→ EXERCISE INSTRUCTIONS: Copy all of the material word for word, except for the pictures.

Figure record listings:

= = = =

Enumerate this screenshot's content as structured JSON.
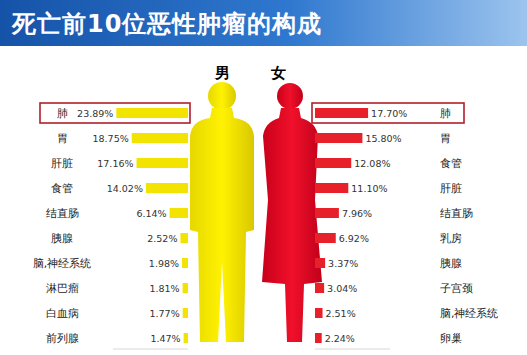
{
  "title": "死亡前10位恶性肿瘤的构成",
  "chart_data": [
    {
      "type": "bar",
      "title": "男",
      "orientation": "horizontal",
      "data_labels": true,
      "tick_labels": "y",
      "color": "#f2e400",
      "categories": [
        "肺",
        "胃",
        "肝脏",
        "食管",
        "结直肠",
        "胰腺",
        "脑,神经系统",
        "淋巴瘤",
        "白血病",
        "前列腺"
      ],
      "values": [
        23.89,
        18.75,
        17.16,
        14.02,
        6.14,
        2.52,
        1.98,
        1.81,
        1.77,
        1.47
      ],
      "value_labels": [
        "23.89%",
        "18.75%",
        "17.16%",
        "14.02%",
        "6.14%",
        "2.52%",
        "1.98%",
        "1.81%",
        "1.77%",
        "1.47%"
      ],
      "xlim": [
        0,
        25
      ]
    },
    {
      "type": "bar",
      "title": "女",
      "orientation": "horizontal",
      "data_labels": true,
      "tick_labels": "y",
      "color": "#e8202a",
      "categories": [
        "肺",
        "胃",
        "食管",
        "肝脏",
        "结直肠",
        "乳房",
        "胰腺",
        "子宫颈",
        "脑,神经系统",
        "卵巢"
      ],
      "values": [
        17.7,
        15.8,
        12.08,
        11.1,
        7.96,
        6.92,
        3.37,
        3.04,
        2.51,
        2.24
      ],
      "value_labels": [
        "17.70%",
        "15.80%",
        "12.08%",
        "11.10%",
        "7.96%",
        "6.92%",
        "3.37%",
        "3.04%",
        "2.51%",
        "2.24%"
      ],
      "xlim": [
        0,
        25
      ]
    }
  ]
}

= = = =

→ THE RESPONSE:
Enumerate this screenshot's content as structured JSON.
{
  "title": "死亡前10位恶性肿瘤的构成",
  "chart_data": [
    {
      "type": "bar",
      "title": "男",
      "orientation": "horizontal",
      "data_labels": true,
      "tick_labels": "y",
      "color": "#f2e400",
      "categories": [
        "肺",
        "胃",
        "肝脏",
        "食管",
        "结直肠",
        "胰腺",
        "脑,神经系统",
        "淋巴瘤",
        "白血病",
        "前列腺"
      ],
      "values": [
        23.89,
        18.75,
        17.16,
        14.02,
        6.14,
        2.52,
        1.98,
        1.81,
        1.77,
        1.47
      ],
      "value_labels": [
        "23.89%",
        "18.75%",
        "17.16%",
        "14.02%",
        "6.14%",
        "2.52%",
        "1.98%",
        "1.81%",
        "1.77%",
        "1.47%"
      ],
      "xlim": [
        0,
        25
      ]
    },
    {
      "type": "bar",
      "title": "女",
      "orientation": "horizontal",
      "data_labels": true,
      "tick_labels": "y",
      "color": "#e8202a",
      "categories": [
        "肺",
        "胃",
        "食管",
        "肝脏",
        "结直肠",
        "乳房",
        "胰腺",
        "子宫颈",
        "脑,神经系统",
        "卵巢"
      ],
      "values": [
        17.7,
        15.8,
        12.08,
        11.1,
        7.96,
        6.92,
        3.37,
        3.04,
        2.51,
        2.24
      ],
      "value_labels": [
        "17.70%",
        "15.80%",
        "12.08%",
        "11.10%",
        "7.96%",
        "6.92%",
        "3.37%",
        "3.04%",
        "2.51%",
        "2.24%"
      ],
      "xlim": [
        0,
        25
      ]
    }
  ]
}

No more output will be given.